- Directive
All of the records below should be output exactly.

════════════════════

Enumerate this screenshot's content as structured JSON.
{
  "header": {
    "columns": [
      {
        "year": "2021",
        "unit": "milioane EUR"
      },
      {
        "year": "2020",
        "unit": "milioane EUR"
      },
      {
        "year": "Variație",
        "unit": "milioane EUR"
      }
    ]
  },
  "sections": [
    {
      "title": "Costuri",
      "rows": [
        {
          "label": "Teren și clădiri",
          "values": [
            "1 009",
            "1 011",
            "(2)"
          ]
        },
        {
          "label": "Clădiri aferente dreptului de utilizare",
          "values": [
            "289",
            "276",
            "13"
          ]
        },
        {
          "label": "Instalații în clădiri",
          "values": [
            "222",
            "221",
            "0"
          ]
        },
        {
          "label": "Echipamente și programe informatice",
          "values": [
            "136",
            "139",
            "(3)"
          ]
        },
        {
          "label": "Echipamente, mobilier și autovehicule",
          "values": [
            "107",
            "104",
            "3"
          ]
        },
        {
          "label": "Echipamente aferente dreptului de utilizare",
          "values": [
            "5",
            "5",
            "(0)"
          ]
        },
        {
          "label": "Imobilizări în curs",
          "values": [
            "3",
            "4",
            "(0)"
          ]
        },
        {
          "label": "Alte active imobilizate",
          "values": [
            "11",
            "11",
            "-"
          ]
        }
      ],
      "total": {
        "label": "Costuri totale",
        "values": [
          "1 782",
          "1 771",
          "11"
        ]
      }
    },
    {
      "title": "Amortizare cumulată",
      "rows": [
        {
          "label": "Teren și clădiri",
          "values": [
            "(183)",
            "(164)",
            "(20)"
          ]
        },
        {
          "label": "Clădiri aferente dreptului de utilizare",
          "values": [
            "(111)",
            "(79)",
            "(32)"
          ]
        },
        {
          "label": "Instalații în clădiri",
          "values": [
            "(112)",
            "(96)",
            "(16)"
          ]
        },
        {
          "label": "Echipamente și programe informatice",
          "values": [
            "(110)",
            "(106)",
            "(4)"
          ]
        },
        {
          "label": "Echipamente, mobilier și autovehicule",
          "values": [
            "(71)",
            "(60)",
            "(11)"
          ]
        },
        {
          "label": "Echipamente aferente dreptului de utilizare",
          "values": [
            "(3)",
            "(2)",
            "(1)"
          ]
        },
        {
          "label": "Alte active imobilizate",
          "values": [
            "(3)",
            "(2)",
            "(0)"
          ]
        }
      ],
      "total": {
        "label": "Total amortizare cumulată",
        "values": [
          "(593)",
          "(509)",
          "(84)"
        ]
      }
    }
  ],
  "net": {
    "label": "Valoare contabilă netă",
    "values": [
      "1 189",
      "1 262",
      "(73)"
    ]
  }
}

════════════════════

- Correct result
Enumerate this screenshot's content as structured JSON.
{
  "header": {
    "columns": [
      {
        "year": "2021",
        "unit": "milioane EUR"
      },
      {
        "year": "2020",
        "unit": "milioane EUR"
      },
      {
        "year": "Variație",
        "unit": "milioane EUR"
      }
    ]
  },
  "sections": [
    {
      "title": "Costuri",
      "rows": [
        {
          "label": "Teren și clădiri",
          "values": [
            "1 009",
            "1 011",
            "(2)"
          ]
        },
        {
          "label": "Clădiri aferente dreptului de utilizare",
          "values": [
            "289",
            "276",
            "13"
          ]
        },
        {
          "label": "Instalații în clădiri",
          "values": [
            "222",
            "221",
            "0"
          ]
        },
        {
          "label": "Echipamente și programe informatice",
          "values": [
            "136",
            "139",
            "(3)"
          ]
        },
        {
          "label": "Echipamente, mobilier și autovehicule",
          "values": [
            "107",
            "104",
            "3"
          ]
        },
        {
          "label": "Echipamente aferente dreptului de utilizare",
          "values": [
            "5",
            "5",
            "(0)"
          ]
        },
        {
          "label": "Imobilizări în curs",
          "values": [
            "3",
            "4",
            "(0)"
          ]
        },
        {
          "label": "Alte active imobilizate",
          "values": [
            "11",
            "11",
            "-"
          ]
        }
      ],
      "total": {
        "label": "Costuri totale",
        "values": [
          "1 782",
          "1 771",
          "11"
        ]
      }
    },
    {
      "title": "Amortizare cumulată",
      "rows": [
        {
          "label": "Teren și clădiri",
          "values": [
            "(183)",
            "(164)",
            "(20)"
          ]
        },
        {
          "label": "Clădiri aferente dreptului de utilizare",
          "values": [
            "(111)",
            "(79)",
            "(32)"
          ]
        },
        {
          "label": "Instalații în clădiri",
          "values": [
            "(112)",
            "(96)",
            "(16)"
          ]
        },
        {
          "label": "Echipamente și programe informatice",
          "values": [
            "(110)",
            "(106)",
            "(4)"
          ]
        },
        {
          "label": "Echipamente, mobilier și autovehicule",
          "values": [
            "(71)",
            "(60)",
            "(11)"
          ]
        },
        {
          "label": "Echipamente aferente dreptului de utilizare",
          "values": [
            "(3)",
            "(2)",
            "(1)"
          ]
        },
        {
          "label": "Alte active imobilizate",
          "values": [
            "(3)",
            "(2)",
            "(0)"
          ]
        }
      ],
      "total": {
        "label": "Total amortizare cumulată",
        "values": [
          "(593)",
          "(509)",
          "(84)"
        ]
      }
    }
  ],
  "net": {
    "label": "Valoare contabilă netă",
    "values": [
      "1 189",
      "1 262",
      "(73)"
    ]
  }
}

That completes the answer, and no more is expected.